## YOUR GOAL
Write out all records as given; omit images.

######

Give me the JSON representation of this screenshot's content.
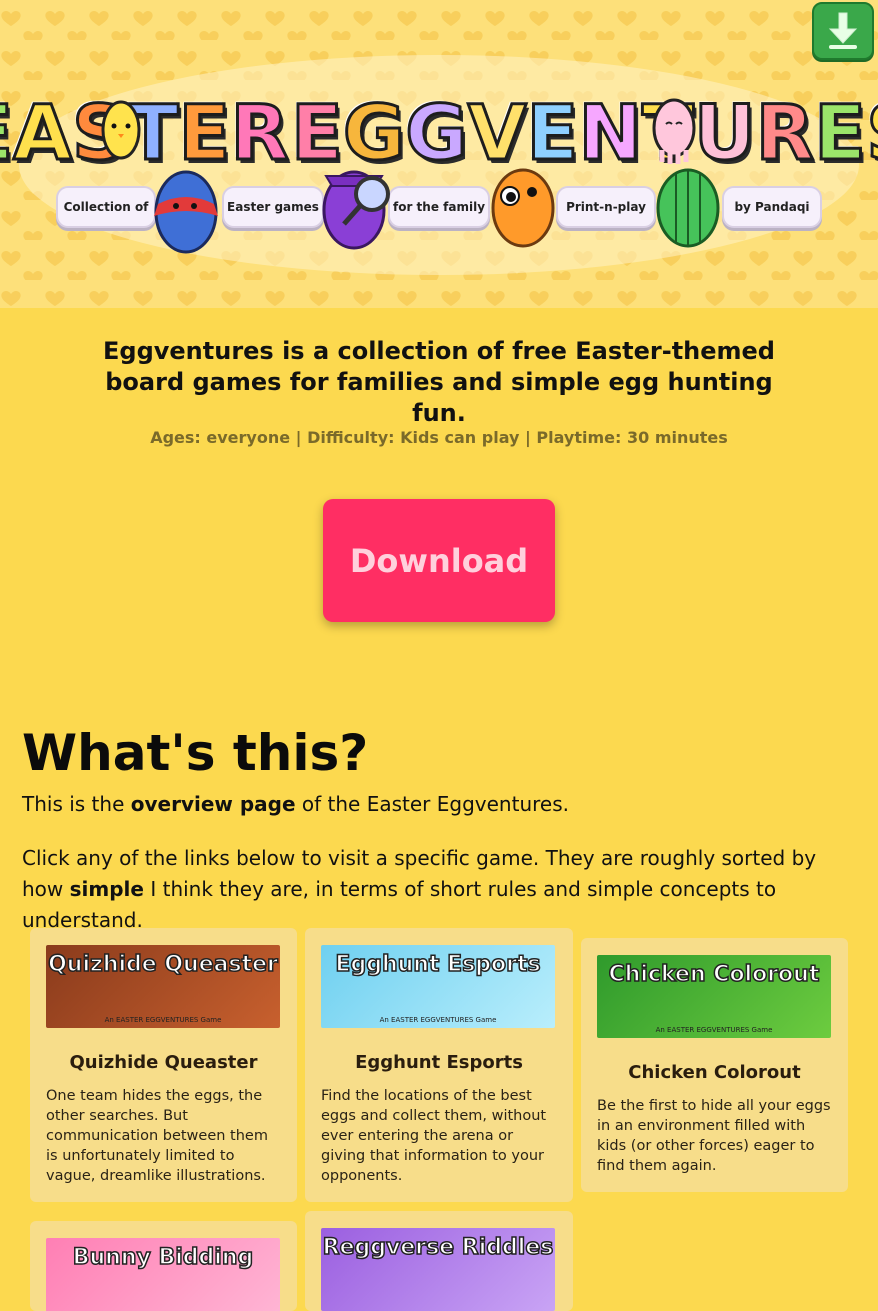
{
  "header": {
    "logo_letters": [
      "E",
      "A",
      "S",
      "T",
      "E",
      "R",
      " ",
      "E",
      "G",
      "G",
      "V",
      "E",
      "N",
      "T",
      "U",
      "R",
      "E",
      "S"
    ],
    "logo_colors": [
      "#9be56a",
      "#ffe04d",
      "#ff8a3d",
      "#8fb0ff",
      "#ff9a3c",
      "#ff78b8",
      "",
      "#ff7fa8",
      "#f7b63c",
      "#c9a8ff",
      "#ffe06b",
      "#8fd0ff",
      "#f6a7ff",
      "#ffdf4d",
      "#ffc0d8",
      "#ff8a8a",
      "#9be56a",
      "#ffe04d"
    ],
    "ribbon": [
      "Collection of",
      "Easter games",
      "for the family",
      "Print-n-play",
      "by Pandaqi"
    ],
    "download_icon": "download-arrow-icon"
  },
  "intro": {
    "tagline": "Eggventures is a collection of free Easter-themed board games for families and simple egg hunting fun.",
    "meta": "Ages: everyone | Difficulty: Kids can play | Playtime: 30 minutes",
    "download_label": "Download"
  },
  "about": {
    "heading": "What's this?",
    "p1_pre": "This is the ",
    "p1_bold": "overview page",
    "p1_post": " of the Easter Eggventures.",
    "p2_pre": "Click any of the links below to visit a specific game. They are roughly sorted by how ",
    "p2_bold": "simple",
    "p2_post": " I think they are, in terms of short rules and simple concepts to understand."
  },
  "games": [
    {
      "title": "Quizhide Queaster",
      "thumb_title": "Quizhide Queaster",
      "thumb_sub": "An EASTER EGGVENTURES Game",
      "desc": "One team hides the eggs, the other searches. But communication between them is unfortunately limited to vague, dreamlike illustrations.",
      "colors": [
        "#8a3b1c",
        "#c8602e"
      ]
    },
    {
      "title": "Egghunt Esports",
      "thumb_title": "Egghunt Esports",
      "thumb_sub": "An EASTER EGGVENTURES Game",
      "desc": "Find the locations of the best eggs and collect them, without ever entering the arena or giving that information to your opponents.",
      "colors": [
        "#6fd0f0",
        "#b9eefc"
      ]
    },
    {
      "title": "Chicken Colorout",
      "thumb_title": "Chicken Colorout",
      "thumb_sub": "An EASTER EGGVENTURES Game",
      "desc": "Be the first to hide all your eggs in an environment filled with kids (or other forces) eager to find them again.",
      "colors": [
        "#2f9a2c",
        "#6dcc3f"
      ]
    },
    {
      "title": "",
      "thumb_title": "Bunny Bidding",
      "thumb_sub": "",
      "desc": "",
      "colors": [
        "#ff7fb4",
        "#ffb6d5"
      ]
    },
    {
      "title": "",
      "thumb_title": "Reggverse Riddles",
      "thumb_sub": "",
      "desc": "",
      "colors": [
        "#9b5fe0",
        "#c9a4f5"
      ]
    }
  ]
}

######

## CORRECT RESPONSE
Give me the JSON representation of this screenshot's content.
{
  "header": {
    "logo_letters": [
      "E",
      "A",
      "S",
      "T",
      "E",
      "R",
      " ",
      "E",
      "G",
      "G",
      "V",
      "E",
      "N",
      "T",
      "U",
      "R",
      "E",
      "S"
    ],
    "logo_colors": [
      "#9be56a",
      "#ffe04d",
      "#ff8a3d",
      "#8fb0ff",
      "#ff9a3c",
      "#ff78b8",
      "",
      "#ff7fa8",
      "#f7b63c",
      "#c9a8ff",
      "#ffe06b",
      "#8fd0ff",
      "#f6a7ff",
      "#ffdf4d",
      "#ffc0d8",
      "#ff8a8a",
      "#9be56a",
      "#ffe04d"
    ],
    "ribbon": [
      "Collection of",
      "Easter games",
      "for the family",
      "Print-n-play",
      "by Pandaqi"
    ],
    "download_icon": "download-arrow-icon"
  },
  "intro": {
    "tagline": "Eggventures is a collection of free Easter-themed board games for families and simple egg hunting fun.",
    "meta": "Ages: everyone | Difficulty: Kids can play | Playtime: 30 minutes",
    "download_label": "Download"
  },
  "about": {
    "heading": "What's this?",
    "p1_pre": "This is the ",
    "p1_bold": "overview page",
    "p1_post": " of the Easter Eggventures.",
    "p2_pre": "Click any of the links below to visit a specific game. They are roughly sorted by how ",
    "p2_bold": "simple",
    "p2_post": " I think they are, in terms of short rules and simple concepts to understand."
  },
  "games": [
    {
      "title": "Quizhide Queaster",
      "thumb_title": "Quizhide Queaster",
      "thumb_sub": "An EASTER EGGVENTURES Game",
      "desc": "One team hides the eggs, the other searches. But communication between them is unfortunately limited to vague, dreamlike illustrations.",
      "colors": [
        "#8a3b1c",
        "#c8602e"
      ]
    },
    {
      "title": "Egghunt Esports",
      "thumb_title": "Egghunt Esports",
      "thumb_sub": "An EASTER EGGVENTURES Game",
      "desc": "Find the locations of the best eggs and collect them, without ever entering the arena or giving that information to your opponents.",
      "colors": [
        "#6fd0f0",
        "#b9eefc"
      ]
    },
    {
      "title": "Chicken Colorout",
      "thumb_title": "Chicken Colorout",
      "thumb_sub": "An EASTER EGGVENTURES Game",
      "desc": "Be the first to hide all your eggs in an environment filled with kids (or other forces) eager to find them again.",
      "colors": [
        "#2f9a2c",
        "#6dcc3f"
      ]
    },
    {
      "title": "",
      "thumb_title": "Bunny Bidding",
      "thumb_sub": "",
      "desc": "",
      "colors": [
        "#ff7fb4",
        "#ffb6d5"
      ]
    },
    {
      "title": "",
      "thumb_title": "Reggverse Riddles",
      "thumb_sub": "",
      "desc": "",
      "colors": [
        "#9b5fe0",
        "#c9a4f5"
      ]
    }
  ]
}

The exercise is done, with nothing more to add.